The request: Word for word, set down the records and skip each picture.

--- Data to use ---

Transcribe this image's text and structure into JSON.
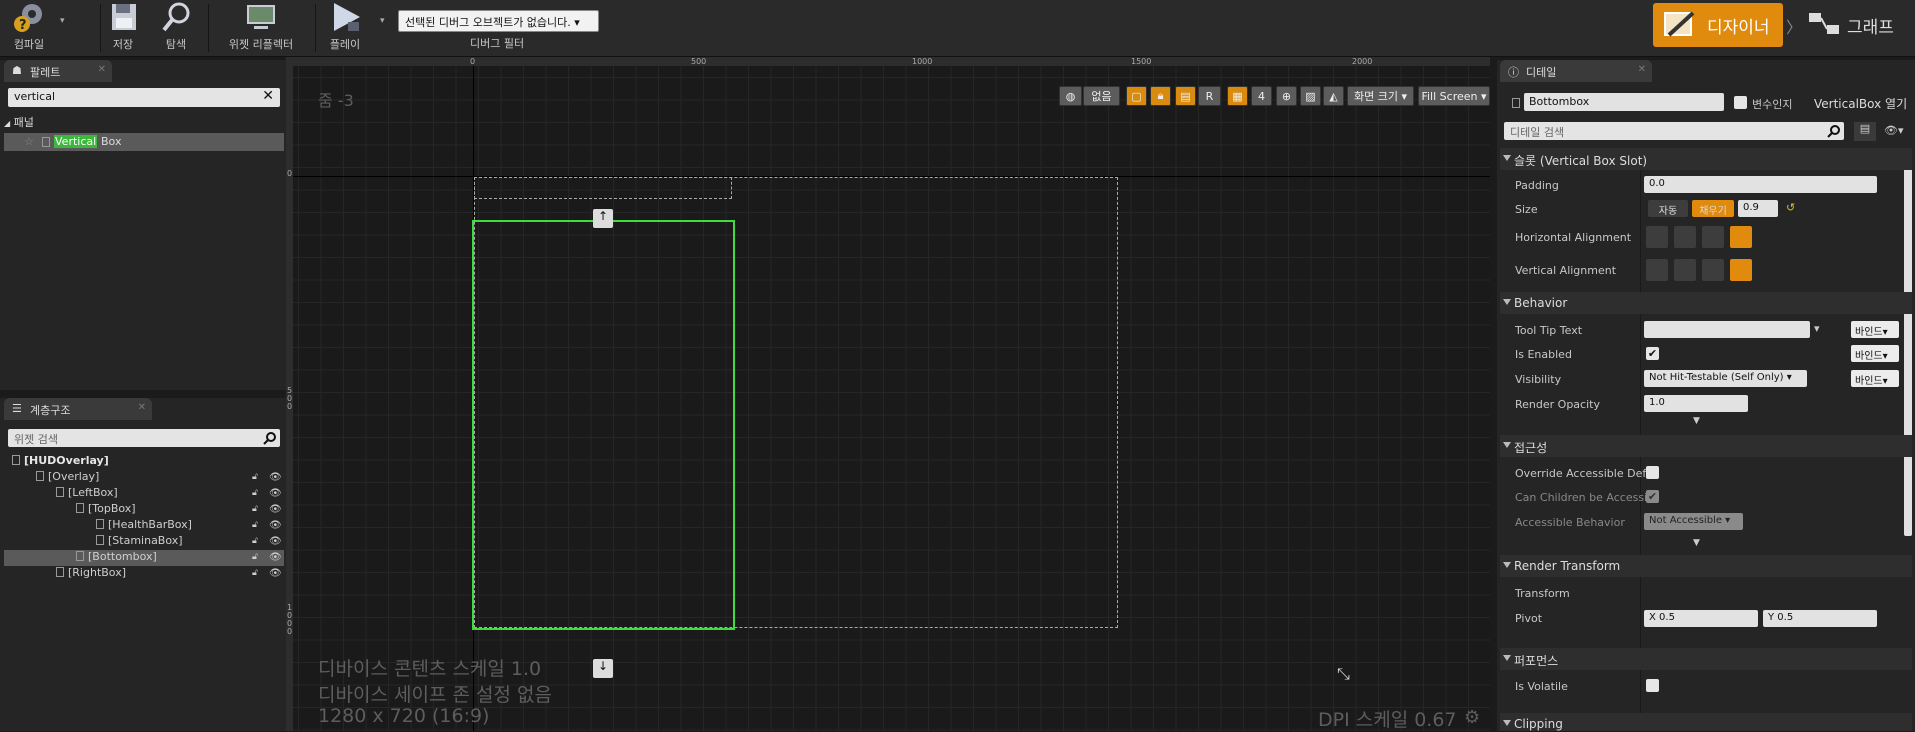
{
  "toolbar": {
    "compile": "컴파일",
    "save": "저장",
    "browse": "탐색",
    "widget_reflector": "위젯 리플렉터",
    "play": "플레이",
    "debug_select": "선택된 디버그 오브젝트가 없습니다.",
    "debug_filter": "디버그 필터",
    "designer": "디자이너",
    "graph": "그래프"
  },
  "palette": {
    "tab": "팔레트",
    "search_value": "vertical",
    "category": "패널",
    "item_highlight": "Vertical",
    "item_rest": " Box"
  },
  "hierarchy": {
    "tab": "계층구조",
    "search_placeholder": "위젯 검색",
    "items": [
      {
        "label": "[HUDOverlay]"
      },
      {
        "label": "[Overlay]"
      },
      {
        "label": "[LeftBox]"
      },
      {
        "label": "[TopBox]"
      },
      {
        "label": "[HealthBarBox]"
      },
      {
        "label": "[StaminaBox]"
      },
      {
        "label": "[Bottombox]"
      },
      {
        "label": "[RightBox]"
      }
    ]
  },
  "viewport": {
    "zoom": "줌 -3",
    "ruler_top": [
      "0",
      "500",
      "1000",
      "1500",
      "2000"
    ],
    "ruler_left": [
      "0",
      "5\n0\n0",
      "1\n0\n0\n0"
    ],
    "none_btn": "없음",
    "r_btn": "R",
    "grid_num": "4",
    "screen_size": "화면 크기",
    "fill_screen": "Fill Screen",
    "content_scale": "디바이스 콘텐츠 스케일 1.0",
    "safe_zone": "디바이스 세이프 존 설정 없음",
    "resolution": "1280 x 720 (16:9)",
    "dpi": "DPI 스케일 0.67"
  },
  "details": {
    "tab": "디테일",
    "name_value": "Bottombox",
    "is_variable": "변수인지",
    "open_link": "VerticalBox 열기",
    "search_placeholder": "디테일 검색",
    "slot_section": "슬롯 (Vertical Box Slot)",
    "padding_label": "Padding",
    "padding_value": "0.0",
    "size_label": "Size",
    "size_auto": "자동",
    "size_fill": "채우기",
    "size_value": "0.9",
    "halign_label": "Horizontal Alignment",
    "valign_label": "Vertical Alignment",
    "behavior_section": "Behavior",
    "tooltip_label": "Tool Tip Text",
    "bind": "바인드",
    "enabled_label": "Is Enabled",
    "visibility_label": "Visibility",
    "visibility_value": "Not Hit-Testable (Self Only)",
    "opacity_label": "Render Opacity",
    "opacity_value": "1.0",
    "access_section": "접근성",
    "override_label": "Override Accessible Defa",
    "children_label": "Can Children be Accessi",
    "acc_behavior_label": "Accessible Behavior",
    "acc_behavior_value": "Not Accessible",
    "render_section": "Render Transform",
    "transform_label": "Transform",
    "pivot_label": "Pivot",
    "pivot_x": "X  0.5",
    "pivot_y": "Y  0.5",
    "perf_section": "퍼포먼스",
    "volatile_label": "Is Volatile",
    "clipping_section": "Clipping"
  },
  "colors": {
    "accent": "#e08a0e",
    "selection_green": "#3fdc3f"
  }
}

---

Task output:
Transcribe this image's text and structure into JSON.
{
  "toolbar": {
    "compile": "컴파일",
    "save": "저장",
    "browse": "탐색",
    "widget_reflector": "위젯 리플렉터",
    "play": "플레이",
    "debug_select": "선택된 디버그 오브젝트가 없습니다.",
    "debug_filter": "디버그 필터",
    "designer": "디자이너",
    "graph": "그래프"
  },
  "palette": {
    "tab": "팔레트",
    "search_value": "vertical",
    "category": "패널",
    "item_highlight": "Vertical",
    "item_rest": " Box"
  },
  "hierarchy": {
    "tab": "계층구조",
    "search_placeholder": "위젯 검색",
    "items": [
      {
        "label": "[HUDOverlay]"
      },
      {
        "label": "[Overlay]"
      },
      {
        "label": "[LeftBox]"
      },
      {
        "label": "[TopBox]"
      },
      {
        "label": "[HealthBarBox]"
      },
      {
        "label": "[StaminaBox]"
      },
      {
        "label": "[Bottombox]"
      },
      {
        "label": "[RightBox]"
      }
    ]
  },
  "viewport": {
    "zoom": "줌 -3",
    "ruler_top": [
      "0",
      "500",
      "1000",
      "1500",
      "2000"
    ],
    "ruler_left": [
      "0",
      "5\n0\n0",
      "1\n0\n0\n0"
    ],
    "none_btn": "없음",
    "r_btn": "R",
    "grid_num": "4",
    "screen_size": "화면 크기",
    "fill_screen": "Fill Screen",
    "content_scale": "디바이스 콘텐츠 스케일 1.0",
    "safe_zone": "디바이스 세이프 존 설정 없음",
    "resolution": "1280 x 720 (16:9)",
    "dpi": "DPI 스케일 0.67"
  },
  "details": {
    "tab": "디테일",
    "name_value": "Bottombox",
    "is_variable": "변수인지",
    "open_link": "VerticalBox 열기",
    "search_placeholder": "디테일 검색",
    "slot_section": "슬롯 (Vertical Box Slot)",
    "padding_label": "Padding",
    "padding_value": "0.0",
    "size_label": "Size",
    "size_auto": "자동",
    "size_fill": "채우기",
    "size_value": "0.9",
    "halign_label": "Horizontal Alignment",
    "valign_label": "Vertical Alignment",
    "behavior_section": "Behavior",
    "tooltip_label": "Tool Tip Text",
    "bind": "바인드",
    "enabled_label": "Is Enabled",
    "visibility_label": "Visibility",
    "visibility_value": "Not Hit-Testable (Self Only)",
    "opacity_label": "Render Opacity",
    "opacity_value": "1.0",
    "access_section": "접근성",
    "override_label": "Override Accessible Defa",
    "children_label": "Can Children be Accessi",
    "acc_behavior_label": "Accessible Behavior",
    "acc_behavior_value": "Not Accessible",
    "render_section": "Render Transform",
    "transform_label": "Transform",
    "pivot_label": "Pivot",
    "pivot_x": "X  0.5",
    "pivot_y": "Y  0.5",
    "perf_section": "퍼포먼스",
    "volatile_label": "Is Volatile",
    "clipping_section": "Clipping"
  },
  "colors": {
    "accent": "#e08a0e",
    "selection_green": "#3fdc3f"
  }
}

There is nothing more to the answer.